[Data records]
_ _ _ _ _ _ _
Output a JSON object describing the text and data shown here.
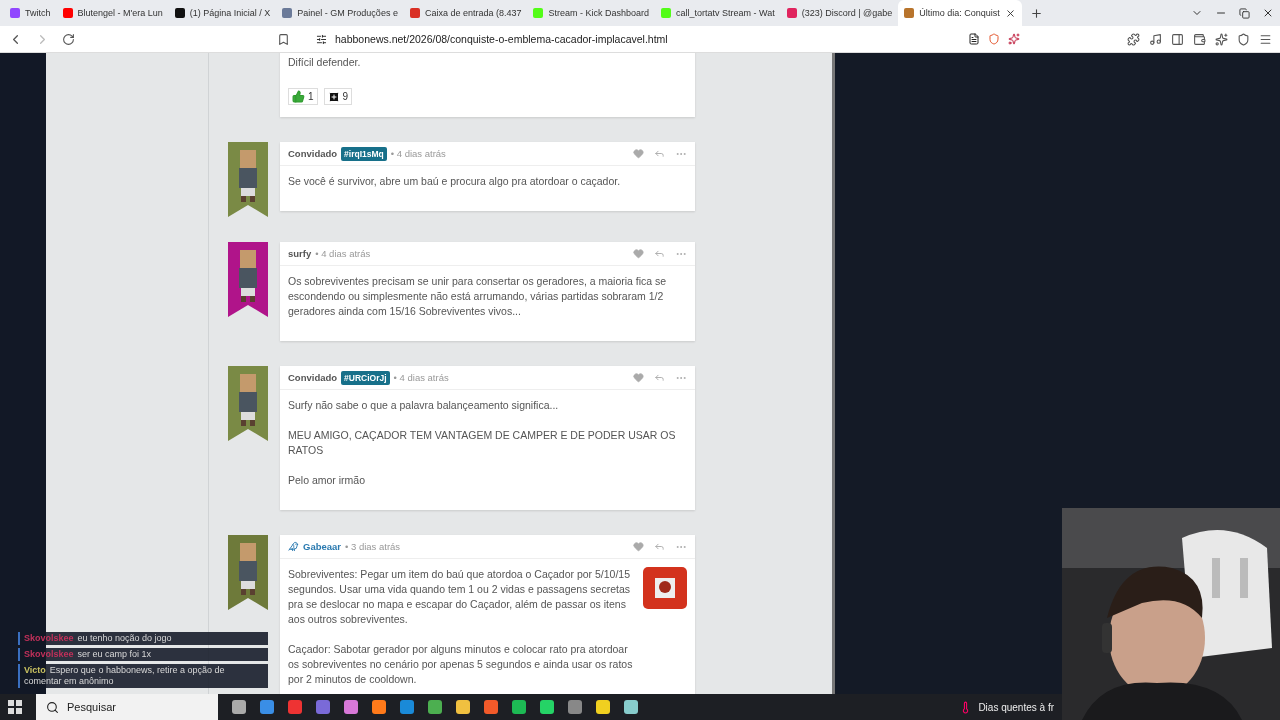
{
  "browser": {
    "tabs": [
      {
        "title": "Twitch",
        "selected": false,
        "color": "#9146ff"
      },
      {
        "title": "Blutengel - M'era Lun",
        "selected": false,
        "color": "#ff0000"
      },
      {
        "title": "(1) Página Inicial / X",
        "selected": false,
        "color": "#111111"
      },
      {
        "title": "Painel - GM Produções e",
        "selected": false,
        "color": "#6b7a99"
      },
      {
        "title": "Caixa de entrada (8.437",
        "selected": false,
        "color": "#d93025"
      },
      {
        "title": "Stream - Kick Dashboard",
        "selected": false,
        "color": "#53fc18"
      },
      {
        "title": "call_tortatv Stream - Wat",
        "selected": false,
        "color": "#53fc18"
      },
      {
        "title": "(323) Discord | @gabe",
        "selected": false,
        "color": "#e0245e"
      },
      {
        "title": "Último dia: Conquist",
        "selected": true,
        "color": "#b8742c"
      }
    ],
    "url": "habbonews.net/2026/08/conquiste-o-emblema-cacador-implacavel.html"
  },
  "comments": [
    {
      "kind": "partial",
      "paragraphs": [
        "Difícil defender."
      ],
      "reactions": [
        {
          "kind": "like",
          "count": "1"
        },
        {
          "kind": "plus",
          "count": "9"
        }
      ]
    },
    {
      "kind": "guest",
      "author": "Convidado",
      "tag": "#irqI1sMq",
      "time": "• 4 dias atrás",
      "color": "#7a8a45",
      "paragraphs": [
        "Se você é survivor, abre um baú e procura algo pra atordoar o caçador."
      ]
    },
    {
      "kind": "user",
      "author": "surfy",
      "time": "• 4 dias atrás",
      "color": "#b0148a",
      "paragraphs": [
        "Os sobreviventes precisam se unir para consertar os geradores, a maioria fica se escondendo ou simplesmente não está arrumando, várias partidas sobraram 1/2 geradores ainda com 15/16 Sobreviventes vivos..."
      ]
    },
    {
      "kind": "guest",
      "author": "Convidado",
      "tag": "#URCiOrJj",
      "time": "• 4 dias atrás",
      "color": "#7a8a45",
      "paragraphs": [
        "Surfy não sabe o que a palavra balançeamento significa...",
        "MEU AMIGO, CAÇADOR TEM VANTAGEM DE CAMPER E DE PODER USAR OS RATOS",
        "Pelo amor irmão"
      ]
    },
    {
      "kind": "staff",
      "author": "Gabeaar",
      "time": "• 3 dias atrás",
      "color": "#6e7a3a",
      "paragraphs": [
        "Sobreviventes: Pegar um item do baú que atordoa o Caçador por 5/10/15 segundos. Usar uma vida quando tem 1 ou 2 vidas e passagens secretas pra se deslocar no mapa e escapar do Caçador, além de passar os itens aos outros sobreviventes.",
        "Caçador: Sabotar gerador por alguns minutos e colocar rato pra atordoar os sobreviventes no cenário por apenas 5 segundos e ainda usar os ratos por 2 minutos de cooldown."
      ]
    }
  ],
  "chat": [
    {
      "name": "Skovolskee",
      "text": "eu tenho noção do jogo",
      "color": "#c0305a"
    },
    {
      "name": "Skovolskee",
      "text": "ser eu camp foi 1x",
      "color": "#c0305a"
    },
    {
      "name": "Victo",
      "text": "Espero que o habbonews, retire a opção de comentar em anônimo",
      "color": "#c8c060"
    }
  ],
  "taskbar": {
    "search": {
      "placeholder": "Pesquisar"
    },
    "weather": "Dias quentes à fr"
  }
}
_ _ _ _ _ _ _
• _Goal of the exercise_:
Will you set down the records word for word while leaving out every picture?

• _Complete answer_:
Output a JSON object describing the text and data shown here.
{
  "browser": {
    "tabs": [
      {
        "title": "Twitch",
        "selected": false,
        "color": "#9146ff"
      },
      {
        "title": "Blutengel - M'era Lun",
        "selected": false,
        "color": "#ff0000"
      },
      {
        "title": "(1) Página Inicial / X",
        "selected": false,
        "color": "#111111"
      },
      {
        "title": "Painel - GM Produções e",
        "selected": false,
        "color": "#6b7a99"
      },
      {
        "title": "Caixa de entrada (8.437",
        "selected": false,
        "color": "#d93025"
      },
      {
        "title": "Stream - Kick Dashboard",
        "selected": false,
        "color": "#53fc18"
      },
      {
        "title": "call_tortatv Stream - Wat",
        "selected": false,
        "color": "#53fc18"
      },
      {
        "title": "(323) Discord | @gabe",
        "selected": false,
        "color": "#e0245e"
      },
      {
        "title": "Último dia: Conquist",
        "selected": true,
        "color": "#b8742c"
      }
    ],
    "url": "habbonews.net/2026/08/conquiste-o-emblema-cacador-implacavel.html"
  },
  "comments": [
    {
      "kind": "partial",
      "paragraphs": [
        "Difícil defender."
      ],
      "reactions": [
        {
          "kind": "like",
          "count": "1"
        },
        {
          "kind": "plus",
          "count": "9"
        }
      ]
    },
    {
      "kind": "guest",
      "author": "Convidado",
      "tag": "#irqI1sMq",
      "time": "• 4 dias atrás",
      "color": "#7a8a45",
      "paragraphs": [
        "Se você é survivor, abre um baú e procura algo pra atordoar o caçador."
      ]
    },
    {
      "kind": "user",
      "author": "surfy",
      "time": "• 4 dias atrás",
      "color": "#b0148a",
      "paragraphs": [
        "Os sobreviventes precisam se unir para consertar os geradores, a maioria fica se escondendo ou simplesmente não está arrumando, várias partidas sobraram 1/2 geradores ainda com 15/16 Sobreviventes vivos..."
      ]
    },
    {
      "kind": "guest",
      "author": "Convidado",
      "tag": "#URCiOrJj",
      "time": "• 4 dias atrás",
      "color": "#7a8a45",
      "paragraphs": [
        "Surfy não sabe o que a palavra balançeamento significa...",
        "MEU AMIGO, CAÇADOR TEM VANTAGEM DE CAMPER E DE PODER USAR OS RATOS",
        "Pelo amor irmão"
      ]
    },
    {
      "kind": "staff",
      "author": "Gabeaar",
      "time": "• 3 dias atrás",
      "color": "#6e7a3a",
      "paragraphs": [
        "Sobreviventes: Pegar um item do baú que atordoa o Caçador por 5/10/15 segundos. Usar uma vida quando tem 1 ou 2 vidas e passagens secretas pra se deslocar no mapa e escapar do Caçador, além de passar os itens aos outros sobreviventes.",
        "Caçador: Sabotar gerador por alguns minutos e colocar rato pra atordoar os sobreviventes no cenário por apenas 5 segundos e ainda usar os ratos por 2 minutos de cooldown."
      ]
    }
  ],
  "chat": [
    {
      "name": "Skovolskee",
      "text": "eu tenho noção do jogo",
      "color": "#c0305a"
    },
    {
      "name": "Skovolskee",
      "text": "ser eu camp foi 1x",
      "color": "#c0305a"
    },
    {
      "name": "Victo",
      "text": "Espero que o habbonews, retire a opção de comentar em anônimo",
      "color": "#c8c060"
    }
  ],
  "taskbar": {
    "search": {
      "placeholder": "Pesquisar"
    },
    "weather": "Dias quentes à fr"
  }
}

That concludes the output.